Data supplied:
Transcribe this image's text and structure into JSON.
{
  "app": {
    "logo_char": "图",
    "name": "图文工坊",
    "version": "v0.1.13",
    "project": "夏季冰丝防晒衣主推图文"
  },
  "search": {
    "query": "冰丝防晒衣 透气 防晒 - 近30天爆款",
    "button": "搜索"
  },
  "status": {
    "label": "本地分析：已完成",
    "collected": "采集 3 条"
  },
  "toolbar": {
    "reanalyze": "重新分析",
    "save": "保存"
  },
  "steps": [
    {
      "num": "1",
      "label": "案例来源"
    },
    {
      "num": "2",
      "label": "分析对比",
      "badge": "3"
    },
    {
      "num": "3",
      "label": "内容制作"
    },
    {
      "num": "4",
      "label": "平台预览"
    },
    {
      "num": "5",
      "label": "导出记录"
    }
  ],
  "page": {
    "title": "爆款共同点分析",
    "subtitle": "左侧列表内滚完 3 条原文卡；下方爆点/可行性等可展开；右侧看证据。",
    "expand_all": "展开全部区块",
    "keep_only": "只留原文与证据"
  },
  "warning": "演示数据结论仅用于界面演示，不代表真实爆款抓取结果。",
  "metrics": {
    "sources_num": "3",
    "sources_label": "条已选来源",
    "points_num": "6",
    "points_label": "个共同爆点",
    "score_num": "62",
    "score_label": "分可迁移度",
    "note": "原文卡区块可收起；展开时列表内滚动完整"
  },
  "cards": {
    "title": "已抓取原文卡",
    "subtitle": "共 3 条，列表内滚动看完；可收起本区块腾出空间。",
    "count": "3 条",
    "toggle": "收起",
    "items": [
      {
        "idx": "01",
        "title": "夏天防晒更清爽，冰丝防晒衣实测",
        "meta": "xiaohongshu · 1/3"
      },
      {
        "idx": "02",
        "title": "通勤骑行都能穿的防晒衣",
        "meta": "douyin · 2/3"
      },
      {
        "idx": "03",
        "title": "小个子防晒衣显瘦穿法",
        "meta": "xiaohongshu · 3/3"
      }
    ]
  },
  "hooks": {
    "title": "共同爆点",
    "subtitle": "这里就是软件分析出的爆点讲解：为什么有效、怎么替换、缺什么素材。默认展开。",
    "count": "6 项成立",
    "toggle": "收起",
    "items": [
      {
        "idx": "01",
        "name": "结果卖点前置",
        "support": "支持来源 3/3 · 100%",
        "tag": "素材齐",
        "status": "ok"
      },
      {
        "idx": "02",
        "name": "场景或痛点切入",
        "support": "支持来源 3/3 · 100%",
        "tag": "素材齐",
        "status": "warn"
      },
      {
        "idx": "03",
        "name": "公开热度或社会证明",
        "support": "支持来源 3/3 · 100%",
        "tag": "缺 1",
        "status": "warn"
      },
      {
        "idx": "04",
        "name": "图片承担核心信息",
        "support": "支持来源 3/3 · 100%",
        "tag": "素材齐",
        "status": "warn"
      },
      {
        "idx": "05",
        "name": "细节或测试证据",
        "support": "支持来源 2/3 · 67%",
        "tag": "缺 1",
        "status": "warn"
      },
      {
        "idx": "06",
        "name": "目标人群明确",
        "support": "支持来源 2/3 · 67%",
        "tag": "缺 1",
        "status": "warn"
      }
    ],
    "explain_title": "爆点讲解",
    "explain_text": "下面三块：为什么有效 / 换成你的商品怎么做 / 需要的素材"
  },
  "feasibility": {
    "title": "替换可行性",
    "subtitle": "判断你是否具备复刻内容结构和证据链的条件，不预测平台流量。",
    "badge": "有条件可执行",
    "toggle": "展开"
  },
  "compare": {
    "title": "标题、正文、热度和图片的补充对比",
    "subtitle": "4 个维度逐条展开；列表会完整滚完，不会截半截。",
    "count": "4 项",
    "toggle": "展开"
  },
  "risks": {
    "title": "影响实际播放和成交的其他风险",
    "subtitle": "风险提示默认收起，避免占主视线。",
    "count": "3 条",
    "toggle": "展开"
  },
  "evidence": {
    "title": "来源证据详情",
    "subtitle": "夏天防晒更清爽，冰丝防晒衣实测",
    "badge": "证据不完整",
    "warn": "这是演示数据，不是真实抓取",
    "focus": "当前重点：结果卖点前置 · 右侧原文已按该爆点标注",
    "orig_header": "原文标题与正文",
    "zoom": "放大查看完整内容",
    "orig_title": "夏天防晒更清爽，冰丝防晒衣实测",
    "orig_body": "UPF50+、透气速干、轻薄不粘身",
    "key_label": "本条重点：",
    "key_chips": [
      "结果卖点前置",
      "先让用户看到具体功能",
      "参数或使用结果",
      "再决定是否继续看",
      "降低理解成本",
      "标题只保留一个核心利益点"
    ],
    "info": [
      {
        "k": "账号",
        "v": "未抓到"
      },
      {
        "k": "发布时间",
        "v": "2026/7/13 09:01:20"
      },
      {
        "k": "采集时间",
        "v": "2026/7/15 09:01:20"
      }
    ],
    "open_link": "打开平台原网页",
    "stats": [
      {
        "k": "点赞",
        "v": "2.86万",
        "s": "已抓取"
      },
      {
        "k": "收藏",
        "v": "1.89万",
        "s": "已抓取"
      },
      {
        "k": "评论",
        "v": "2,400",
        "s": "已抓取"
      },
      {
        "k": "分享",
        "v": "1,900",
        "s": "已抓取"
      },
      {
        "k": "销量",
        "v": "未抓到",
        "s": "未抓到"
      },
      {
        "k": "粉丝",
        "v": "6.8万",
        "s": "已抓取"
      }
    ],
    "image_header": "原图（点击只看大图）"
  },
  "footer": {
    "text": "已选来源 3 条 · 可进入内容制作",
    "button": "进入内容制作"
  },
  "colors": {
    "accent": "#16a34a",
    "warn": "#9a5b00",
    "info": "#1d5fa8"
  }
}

Work to do:
Please output every record, keeping each line exact.

Output of the exercise:
Transcribe this image's text and structure into JSON.
{
  "app": {
    "logo_char": "图",
    "name": "图文工坊",
    "version": "v0.1.13",
    "project": "夏季冰丝防晒衣主推图文"
  },
  "search": {
    "query": "冰丝防晒衣 透气 防晒 - 近30天爆款",
    "button": "搜索"
  },
  "status": {
    "label": "本地分析：已完成",
    "collected": "采集 3 条"
  },
  "toolbar": {
    "reanalyze": "重新分析",
    "save": "保存"
  },
  "steps": [
    {
      "num": "1",
      "label": "案例来源"
    },
    {
      "num": "2",
      "label": "分析对比",
      "badge": "3"
    },
    {
      "num": "3",
      "label": "内容制作"
    },
    {
      "num": "4",
      "label": "平台预览"
    },
    {
      "num": "5",
      "label": "导出记录"
    }
  ],
  "page": {
    "title": "爆款共同点分析",
    "subtitle": "左侧列表内滚完 3 条原文卡；下方爆点/可行性等可展开；右侧看证据。",
    "expand_all": "展开全部区块",
    "keep_only": "只留原文与证据"
  },
  "warning": "演示数据结论仅用于界面演示，不代表真实爆款抓取结果。",
  "metrics": {
    "sources_num": "3",
    "sources_label": "条已选来源",
    "points_num": "6",
    "points_label": "个共同爆点",
    "score_num": "62",
    "score_label": "分可迁移度",
    "note": "原文卡区块可收起；展开时列表内滚动完整"
  },
  "cards": {
    "title": "已抓取原文卡",
    "subtitle": "共 3 条，列表内滚动看完；可收起本区块腾出空间。",
    "count": "3 条",
    "toggle": "收起",
    "items": [
      {
        "idx": "01",
        "title": "夏天防晒更清爽，冰丝防晒衣实测",
        "meta": "xiaohongshu · 1/3"
      },
      {
        "idx": "02",
        "title": "通勤骑行都能穿的防晒衣",
        "meta": "douyin · 2/3"
      },
      {
        "idx": "03",
        "title": "小个子防晒衣显瘦穿法",
        "meta": "xiaohongshu · 3/3"
      }
    ]
  },
  "hooks": {
    "title": "共同爆点",
    "subtitle": "这里就是软件分析出的爆点讲解：为什么有效、怎么替换、缺什么素材。默认展开。",
    "count": "6 项成立",
    "toggle": "收起",
    "items": [
      {
        "idx": "01",
        "name": "结果卖点前置",
        "support": "支持来源 3/3 · 100%",
        "tag": "素材齐",
        "status": "ok"
      },
      {
        "idx": "02",
        "name": "场景或痛点切入",
        "support": "支持来源 3/3 · 100%",
        "tag": "素材齐",
        "status": "warn"
      },
      {
        "idx": "03",
        "name": "公开热度或社会证明",
        "support": "支持来源 3/3 · 100%",
        "tag": "缺 1",
        "status": "warn"
      },
      {
        "idx": "04",
        "name": "图片承担核心信息",
        "support": "支持来源 3/3 · 100%",
        "tag": "素材齐",
        "status": "warn"
      },
      {
        "idx": "05",
        "name": "细节或测试证据",
        "support": "支持来源 2/3 · 67%",
        "tag": "缺 1",
        "status": "warn"
      },
      {
        "idx": "06",
        "name": "目标人群明确",
        "support": "支持来源 2/3 · 67%",
        "tag": "缺 1",
        "status": "warn"
      }
    ],
    "explain_title": "爆点讲解",
    "explain_text": "下面三块：为什么有效 / 换成你的商品怎么做 / 需要的素材"
  },
  "feasibility": {
    "title": "替换可行性",
    "subtitle": "判断你是否具备复刻内容结构和证据链的条件，不预测平台流量。",
    "badge": "有条件可执行",
    "toggle": "展开"
  },
  "compare": {
    "title": "标题、正文、热度和图片的补充对比",
    "subtitle": "4 个维度逐条展开；列表会完整滚完，不会截半截。",
    "count": "4 项",
    "toggle": "展开"
  },
  "risks": {
    "title": "影响实际播放和成交的其他风险",
    "subtitle": "风险提示默认收起，避免占主视线。",
    "count": "3 条",
    "toggle": "展开"
  },
  "evidence": {
    "title": "来源证据详情",
    "subtitle": "夏天防晒更清爽，冰丝防晒衣实测",
    "badge": "证据不完整",
    "warn": "这是演示数据，不是真实抓取",
    "focus": "当前重点：结果卖点前置 · 右侧原文已按该爆点标注",
    "orig_header": "原文标题与正文",
    "zoom": "放大查看完整内容",
    "orig_title": "夏天防晒更清爽，冰丝防晒衣实测",
    "orig_body": "UPF50+、透气速干、轻薄不粘身",
    "key_label": "本条重点：",
    "key_chips": [
      "结果卖点前置",
      "先让用户看到具体功能",
      "参数或使用结果",
      "再决定是否继续看",
      "降低理解成本",
      "标题只保留一个核心利益点"
    ],
    "info": [
      {
        "k": "账号",
        "v": "未抓到"
      },
      {
        "k": "发布时间",
        "v": "2026/7/13 09:01:20"
      },
      {
        "k": "采集时间",
        "v": "2026/7/15 09:01:20"
      }
    ],
    "open_link": "打开平台原网页",
    "stats": [
      {
        "k": "点赞",
        "v": "2.86万",
        "s": "已抓取"
      },
      {
        "k": "收藏",
        "v": "1.89万",
        "s": "已抓取"
      },
      {
        "k": "评论",
        "v": "2,400",
        "s": "已抓取"
      },
      {
        "k": "分享",
        "v": "1,900",
        "s": "已抓取"
      },
      {
        "k": "销量",
        "v": "未抓到",
        "s": "未抓到"
      },
      {
        "k": "粉丝",
        "v": "6.8万",
        "s": "已抓取"
      }
    ],
    "image_header": "原图（点击只看大图）"
  },
  "footer": {
    "text": "已选来源 3 条 · 可进入内容制作",
    "button": "进入内容制作"
  },
  "colors": {
    "accent": "#16a34a",
    "warn": "#9a5b00",
    "info": "#1d5fa8"
  }
}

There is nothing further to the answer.